[Task to complete]
All of the data below should be written out exactly.

[Stored records]

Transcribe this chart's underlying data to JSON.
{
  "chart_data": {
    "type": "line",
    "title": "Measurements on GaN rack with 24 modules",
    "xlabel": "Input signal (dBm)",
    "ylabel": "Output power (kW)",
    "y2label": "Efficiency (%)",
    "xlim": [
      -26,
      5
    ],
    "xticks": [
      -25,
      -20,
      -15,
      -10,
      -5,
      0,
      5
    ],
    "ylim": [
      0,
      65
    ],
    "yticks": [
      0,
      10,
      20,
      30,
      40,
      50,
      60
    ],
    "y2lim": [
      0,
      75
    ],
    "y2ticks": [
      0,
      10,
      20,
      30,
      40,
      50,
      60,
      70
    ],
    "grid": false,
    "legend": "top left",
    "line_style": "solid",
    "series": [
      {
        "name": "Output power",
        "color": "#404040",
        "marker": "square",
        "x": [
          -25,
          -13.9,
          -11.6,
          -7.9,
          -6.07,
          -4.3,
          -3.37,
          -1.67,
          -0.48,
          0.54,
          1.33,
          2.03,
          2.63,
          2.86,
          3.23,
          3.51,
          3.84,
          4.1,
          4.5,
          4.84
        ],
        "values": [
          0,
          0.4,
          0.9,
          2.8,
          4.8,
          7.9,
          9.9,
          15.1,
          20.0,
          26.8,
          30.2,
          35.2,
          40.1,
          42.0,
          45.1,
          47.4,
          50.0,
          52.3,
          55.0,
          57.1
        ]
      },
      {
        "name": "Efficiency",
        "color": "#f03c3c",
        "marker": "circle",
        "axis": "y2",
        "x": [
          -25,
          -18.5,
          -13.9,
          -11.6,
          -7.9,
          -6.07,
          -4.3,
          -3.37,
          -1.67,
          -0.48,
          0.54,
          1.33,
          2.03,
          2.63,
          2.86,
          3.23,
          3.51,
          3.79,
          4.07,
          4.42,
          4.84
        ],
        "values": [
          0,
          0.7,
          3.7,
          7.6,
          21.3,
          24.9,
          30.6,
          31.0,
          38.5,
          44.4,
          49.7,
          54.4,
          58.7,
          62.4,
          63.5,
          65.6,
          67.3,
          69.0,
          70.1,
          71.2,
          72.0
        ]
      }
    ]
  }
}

[Reply to the exercise]
Transcribe this chart's underlying data to JSON.
{
  "chart_data": {
    "type": "line",
    "title": "Measurements on GaN rack with 24 modules",
    "xlabel": "Input signal (dBm)",
    "ylabel": "Output power (kW)",
    "y2label": "Efficiency (%)",
    "xlim": [
      -26,
      5
    ],
    "xticks": [
      -25,
      -20,
      -15,
      -10,
      -5,
      0,
      5
    ],
    "ylim": [
      0,
      65
    ],
    "yticks": [
      0,
      10,
      20,
      30,
      40,
      50,
      60
    ],
    "y2lim": [
      0,
      75
    ],
    "y2ticks": [
      0,
      10,
      20,
      30,
      40,
      50,
      60,
      70
    ],
    "grid": false,
    "legend": "top left",
    "line_style": "solid",
    "series": [
      {
        "name": "Output power",
        "color": "#404040",
        "marker": "square",
        "x": [
          -25,
          -13.9,
          -11.6,
          -7.9,
          -6.07,
          -4.3,
          -3.37,
          -1.67,
          -0.48,
          0.54,
          1.33,
          2.03,
          2.63,
          2.86,
          3.23,
          3.51,
          3.84,
          4.1,
          4.5,
          4.84
        ],
        "values": [
          0,
          0.4,
          0.9,
          2.8,
          4.8,
          7.9,
          9.9,
          15.1,
          20.0,
          26.8,
          30.2,
          35.2,
          40.1,
          42.0,
          45.1,
          47.4,
          50.0,
          52.3,
          55.0,
          57.1
        ]
      },
      {
        "name": "Efficiency",
        "color": "#f03c3c",
        "marker": "circle",
        "axis": "y2",
        "x": [
          -25,
          -18.5,
          -13.9,
          -11.6,
          -7.9,
          -6.07,
          -4.3,
          -3.37,
          -1.67,
          -0.48,
          0.54,
          1.33,
          2.03,
          2.63,
          2.86,
          3.23,
          3.51,
          3.79,
          4.07,
          4.42,
          4.84
        ],
        "values": [
          0,
          0.7,
          3.7,
          7.6,
          21.3,
          24.9,
          30.6,
          31.0,
          38.5,
          44.4,
          49.7,
          54.4,
          58.7,
          62.4,
          63.5,
          65.6,
          67.3,
          69.0,
          70.1,
          71.2,
          72.0
        ]
      }
    ]
  }
}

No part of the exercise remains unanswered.